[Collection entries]
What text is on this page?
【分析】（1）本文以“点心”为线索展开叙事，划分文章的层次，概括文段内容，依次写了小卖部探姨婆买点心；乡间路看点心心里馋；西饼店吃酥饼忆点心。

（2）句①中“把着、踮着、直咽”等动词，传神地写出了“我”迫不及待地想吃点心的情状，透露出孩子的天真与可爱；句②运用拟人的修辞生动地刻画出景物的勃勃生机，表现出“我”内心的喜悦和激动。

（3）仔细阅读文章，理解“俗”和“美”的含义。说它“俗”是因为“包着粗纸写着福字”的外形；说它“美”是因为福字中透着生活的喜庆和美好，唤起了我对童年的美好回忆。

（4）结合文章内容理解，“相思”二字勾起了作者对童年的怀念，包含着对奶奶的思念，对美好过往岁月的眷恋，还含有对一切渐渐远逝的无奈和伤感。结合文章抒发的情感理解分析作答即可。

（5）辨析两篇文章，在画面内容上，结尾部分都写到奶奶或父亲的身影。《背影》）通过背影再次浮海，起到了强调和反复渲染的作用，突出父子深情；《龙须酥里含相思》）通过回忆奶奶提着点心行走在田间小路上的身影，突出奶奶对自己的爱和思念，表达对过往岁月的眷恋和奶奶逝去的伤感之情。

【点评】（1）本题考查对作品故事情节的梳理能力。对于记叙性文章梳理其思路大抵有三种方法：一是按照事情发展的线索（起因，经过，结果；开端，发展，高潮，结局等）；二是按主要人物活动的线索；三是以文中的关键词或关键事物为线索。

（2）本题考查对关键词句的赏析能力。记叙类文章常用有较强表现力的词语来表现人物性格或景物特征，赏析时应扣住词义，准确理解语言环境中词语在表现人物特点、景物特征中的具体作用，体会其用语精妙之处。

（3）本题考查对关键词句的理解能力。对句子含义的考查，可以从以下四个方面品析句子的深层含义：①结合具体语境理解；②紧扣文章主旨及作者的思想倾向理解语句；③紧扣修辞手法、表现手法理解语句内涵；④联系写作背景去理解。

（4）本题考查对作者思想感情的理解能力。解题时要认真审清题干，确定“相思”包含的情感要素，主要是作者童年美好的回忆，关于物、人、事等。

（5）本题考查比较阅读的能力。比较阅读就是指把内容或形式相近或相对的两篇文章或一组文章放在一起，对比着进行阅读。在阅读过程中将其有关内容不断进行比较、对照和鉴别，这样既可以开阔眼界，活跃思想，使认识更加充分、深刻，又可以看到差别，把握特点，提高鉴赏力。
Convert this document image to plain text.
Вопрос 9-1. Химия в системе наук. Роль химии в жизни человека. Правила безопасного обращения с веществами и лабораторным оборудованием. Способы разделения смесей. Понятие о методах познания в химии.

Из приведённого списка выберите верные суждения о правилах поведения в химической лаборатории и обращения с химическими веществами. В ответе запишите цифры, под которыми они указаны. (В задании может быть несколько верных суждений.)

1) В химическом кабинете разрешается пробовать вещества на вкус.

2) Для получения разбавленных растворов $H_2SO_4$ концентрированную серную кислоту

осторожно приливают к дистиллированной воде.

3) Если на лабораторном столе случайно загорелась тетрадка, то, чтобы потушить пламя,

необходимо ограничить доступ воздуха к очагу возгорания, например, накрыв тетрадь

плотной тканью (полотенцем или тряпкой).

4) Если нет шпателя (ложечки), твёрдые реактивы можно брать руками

## INSTRUCTIONS TO FOLLOW:
Only the lines from the one that contains "Convert this document image to plain text." to the end of the data should be output, exactly as they appear.

## FULL RESPONSE:
Convert this document image to plain text.
Вопрос 9-1. Химия в системе наук. Роль химии в жизни человека. Правила безопасного обращения с веществами и лабораторным оборудованием. Способы разделения смесей. Понятие о методах познания в химии.

Из приведённого списка выберите верные суждения о правилах поведения в химической лаборатории и обращения с химическими веществами. В ответе запишите цифры, под которыми они указаны. (В задании может быть несколько верных суждений.)

1) В химическом кабинете разрешается пробовать вещества на вкус.

2) Для получения разбавленных растворов $H_2SO_4$ концентрированную серную кислоту

осторожно приливают к дистиллированной воде.

3) Если на лабораторном столе случайно загорелась тетрадка, то, чтобы потушить пламя,

необходимо ограничить доступ воздуха к очагу возгорания, например, накрыв тетрадь

плотной тканью (полотенцем или тряпкой).

4) Если нет шпателя (ложечки), твёрдые реактивы можно брать руками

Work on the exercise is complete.